It is required that all of the data be written out exactly.

begin

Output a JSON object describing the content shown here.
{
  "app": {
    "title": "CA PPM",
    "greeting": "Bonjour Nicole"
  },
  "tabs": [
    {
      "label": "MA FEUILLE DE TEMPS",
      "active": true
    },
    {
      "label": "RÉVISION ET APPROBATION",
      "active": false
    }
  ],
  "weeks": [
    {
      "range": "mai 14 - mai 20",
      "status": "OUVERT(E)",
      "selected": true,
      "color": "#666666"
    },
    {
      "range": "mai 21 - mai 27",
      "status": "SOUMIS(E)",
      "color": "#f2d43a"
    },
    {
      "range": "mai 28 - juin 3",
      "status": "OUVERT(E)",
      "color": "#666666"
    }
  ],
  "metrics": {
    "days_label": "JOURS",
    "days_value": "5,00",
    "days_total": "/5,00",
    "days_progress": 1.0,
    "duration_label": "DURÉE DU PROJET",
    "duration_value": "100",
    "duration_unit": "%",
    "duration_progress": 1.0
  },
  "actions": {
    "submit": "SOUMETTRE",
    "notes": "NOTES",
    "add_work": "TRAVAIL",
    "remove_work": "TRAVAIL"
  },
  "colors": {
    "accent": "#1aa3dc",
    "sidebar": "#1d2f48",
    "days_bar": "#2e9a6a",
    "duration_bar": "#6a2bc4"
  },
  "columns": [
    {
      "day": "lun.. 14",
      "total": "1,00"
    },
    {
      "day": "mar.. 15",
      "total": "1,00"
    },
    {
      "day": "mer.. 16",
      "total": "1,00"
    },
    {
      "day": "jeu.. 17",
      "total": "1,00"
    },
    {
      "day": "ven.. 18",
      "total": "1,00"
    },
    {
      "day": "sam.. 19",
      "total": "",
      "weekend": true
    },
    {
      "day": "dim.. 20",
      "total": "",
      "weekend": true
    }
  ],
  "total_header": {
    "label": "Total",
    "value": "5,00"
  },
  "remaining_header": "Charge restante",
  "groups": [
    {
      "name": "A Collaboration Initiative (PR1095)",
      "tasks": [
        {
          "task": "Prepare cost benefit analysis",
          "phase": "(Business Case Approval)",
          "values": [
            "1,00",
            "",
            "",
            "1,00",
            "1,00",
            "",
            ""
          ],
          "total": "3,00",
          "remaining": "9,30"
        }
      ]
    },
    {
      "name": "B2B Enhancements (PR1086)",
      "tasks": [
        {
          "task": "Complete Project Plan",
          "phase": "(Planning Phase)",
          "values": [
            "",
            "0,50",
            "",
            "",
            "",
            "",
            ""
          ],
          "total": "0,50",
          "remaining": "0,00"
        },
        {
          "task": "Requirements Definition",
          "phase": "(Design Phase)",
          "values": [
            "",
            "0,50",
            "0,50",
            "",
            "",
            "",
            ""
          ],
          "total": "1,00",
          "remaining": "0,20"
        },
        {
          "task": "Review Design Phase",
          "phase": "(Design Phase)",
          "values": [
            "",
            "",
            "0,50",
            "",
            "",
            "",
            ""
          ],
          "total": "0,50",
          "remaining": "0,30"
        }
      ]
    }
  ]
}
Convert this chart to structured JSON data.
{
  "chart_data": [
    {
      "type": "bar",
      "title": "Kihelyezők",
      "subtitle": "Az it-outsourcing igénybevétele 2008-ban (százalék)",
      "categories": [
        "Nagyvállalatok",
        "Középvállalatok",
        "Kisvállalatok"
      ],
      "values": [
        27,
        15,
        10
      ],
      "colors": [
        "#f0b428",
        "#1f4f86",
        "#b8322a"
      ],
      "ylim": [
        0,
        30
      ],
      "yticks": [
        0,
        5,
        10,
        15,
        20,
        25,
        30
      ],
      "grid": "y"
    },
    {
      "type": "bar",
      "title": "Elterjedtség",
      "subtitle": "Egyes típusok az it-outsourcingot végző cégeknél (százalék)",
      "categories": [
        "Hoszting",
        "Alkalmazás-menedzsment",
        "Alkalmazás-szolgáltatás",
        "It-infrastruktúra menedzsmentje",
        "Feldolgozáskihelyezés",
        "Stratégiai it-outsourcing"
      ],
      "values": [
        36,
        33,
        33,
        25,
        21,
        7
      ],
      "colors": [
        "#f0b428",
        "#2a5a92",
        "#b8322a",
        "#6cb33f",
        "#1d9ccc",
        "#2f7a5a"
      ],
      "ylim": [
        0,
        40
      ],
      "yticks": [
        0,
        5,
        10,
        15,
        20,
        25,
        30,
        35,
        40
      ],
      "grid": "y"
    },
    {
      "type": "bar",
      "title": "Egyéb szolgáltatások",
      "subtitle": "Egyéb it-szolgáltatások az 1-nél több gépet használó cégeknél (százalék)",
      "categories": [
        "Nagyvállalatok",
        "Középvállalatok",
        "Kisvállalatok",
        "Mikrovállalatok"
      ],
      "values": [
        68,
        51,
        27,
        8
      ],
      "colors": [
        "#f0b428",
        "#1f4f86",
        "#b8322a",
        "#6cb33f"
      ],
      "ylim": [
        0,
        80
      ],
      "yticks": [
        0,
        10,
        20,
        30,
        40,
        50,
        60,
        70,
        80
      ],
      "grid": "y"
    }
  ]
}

end

### Result of the task
Output a JSON object describing the content shown here.
{
  "app": {
    "title": "CA PPM",
    "greeting": "Bonjour Nicole"
  },
  "tabs": [
    {
      "label": "MA FEUILLE DE TEMPS",
      "active": true
    },
    {
      "label": "RÉVISION ET APPROBATION",
      "active": false
    }
  ],
  "weeks": [
    {
      "range": "mai 14 - mai 20",
      "status": "OUVERT(E)",
      "selected": true,
      "color": "#666666"
    },
    {
      "range": "mai 21 - mai 27",
      "status": "SOUMIS(E)",
      "color": "#f2d43a"
    },
    {
      "range": "mai 28 - juin 3",
      "status": "OUVERT(E)",
      "color": "#666666"
    }
  ],
  "metrics": {
    "days_label": "JOURS",
    "days_value": "5,00",
    "days_total": "/5,00",
    "days_progress": 1.0,
    "duration_label": "DURÉE DU PROJET",
    "duration_value": "100",
    "duration_unit": "%",
    "duration_progress": 1.0
  },
  "actions": {
    "submit": "SOUMETTRE",
    "notes": "NOTES",
    "add_work": "TRAVAIL",
    "remove_work": "TRAVAIL"
  },
  "colors": {
    "accent": "#1aa3dc",
    "sidebar": "#1d2f48",
    "days_bar": "#2e9a6a",
    "duration_bar": "#6a2bc4"
  },
  "columns": [
    {
      "day": "lun.. 14",
      "total": "1,00"
    },
    {
      "day": "mar.. 15",
      "total": "1,00"
    },
    {
      "day": "mer.. 16",
      "total": "1,00"
    },
    {
      "day": "jeu.. 17",
      "total": "1,00"
    },
    {
      "day": "ven.. 18",
      "total": "1,00"
    },
    {
      "day": "sam.. 19",
      "total": "",
      "weekend": true
    },
    {
      "day": "dim.. 20",
      "total": "",
      "weekend": true
    }
  ],
  "total_header": {
    "label": "Total",
    "value": "5,00"
  },
  "remaining_header": "Charge restante",
  "groups": [
    {
      "name": "A Collaboration Initiative (PR1095)",
      "tasks": [
        {
          "task": "Prepare cost benefit analysis",
          "phase": "(Business Case Approval)",
          "values": [
            "1,00",
            "",
            "",
            "1,00",
            "1,00",
            "",
            ""
          ],
          "total": "3,00",
          "remaining": "9,30"
        }
      ]
    },
    {
      "name": "B2B Enhancements (PR1086)",
      "tasks": [
        {
          "task": "Complete Project Plan",
          "phase": "(Planning Phase)",
          "values": [
            "",
            "0,50",
            "",
            "",
            "",
            "",
            ""
          ],
          "total": "0,50",
          "remaining": "0,00"
        },
        {
          "task": "Requirements Definition",
          "phase": "(Design Phase)",
          "values": [
            "",
            "0,50",
            "0,50",
            "",
            "",
            "",
            ""
          ],
          "total": "1,00",
          "remaining": "0,20"
        },
        {
          "task": "Review Design Phase",
          "phase": "(Design Phase)",
          "values": [
            "",
            "",
            "0,50",
            "",
            "",
            "",
            ""
          ],
          "total": "0,50",
          "remaining": "0,30"
        }
      ]
    }
  ]
}
Convert this chart to structured JSON data.
{
  "chart_data": [
    {
      "type": "bar",
      "title": "Kihelyezők",
      "subtitle": "Az it-outsourcing igénybevétele 2008-ban (százalék)",
      "categories": [
        "Nagyvállalatok",
        "Középvállalatok",
        "Kisvállalatok"
      ],
      "values": [
        27,
        15,
        10
      ],
      "colors": [
        "#f0b428",
        "#1f4f86",
        "#b8322a"
      ],
      "ylim": [
        0,
        30
      ],
      "yticks": [
        0,
        5,
        10,
        15,
        20,
        25,
        30
      ],
      "grid": "y"
    },
    {
      "type": "bar",
      "title": "Elterjedtség",
      "subtitle": "Egyes típusok az it-outsourcingot végző cégeknél (százalék)",
      "categories": [
        "Hoszting",
        "Alkalmazás-menedzsment",
        "Alkalmazás-szolgáltatás",
        "It-infrastruktúra menedzsmentje",
        "Feldolgozáskihelyezés",
        "Stratégiai it-outsourcing"
      ],
      "values": [
        36,
        33,
        33,
        25,
        21,
        7
      ],
      "colors": [
        "#f0b428",
        "#2a5a92",
        "#b8322a",
        "#6cb33f",
        "#1d9ccc",
        "#2f7a5a"
      ],
      "ylim": [
        0,
        40
      ],
      "yticks": [
        0,
        5,
        10,
        15,
        20,
        25,
        30,
        35,
        40
      ],
      "grid": "y"
    },
    {
      "type": "bar",
      "title": "Egyéb szolgáltatások",
      "subtitle": "Egyéb it-szolgáltatások az 1-nél több gépet használó cégeknél (százalék)",
      "categories": [
        "Nagyvállalatok",
        "Középvállalatok",
        "Kisvállalatok",
        "Mikrovállalatok"
      ],
      "values": [
        68,
        51,
        27,
        8
      ],
      "colors": [
        "#f0b428",
        "#1f4f86",
        "#b8322a",
        "#6cb33f"
      ],
      "ylim": [
        0,
        80
      ],
      "yticks": [
        0,
        10,
        20,
        30,
        40,
        50,
        60,
        70,
        80
      ],
      "grid": "y"
    }
  ]
}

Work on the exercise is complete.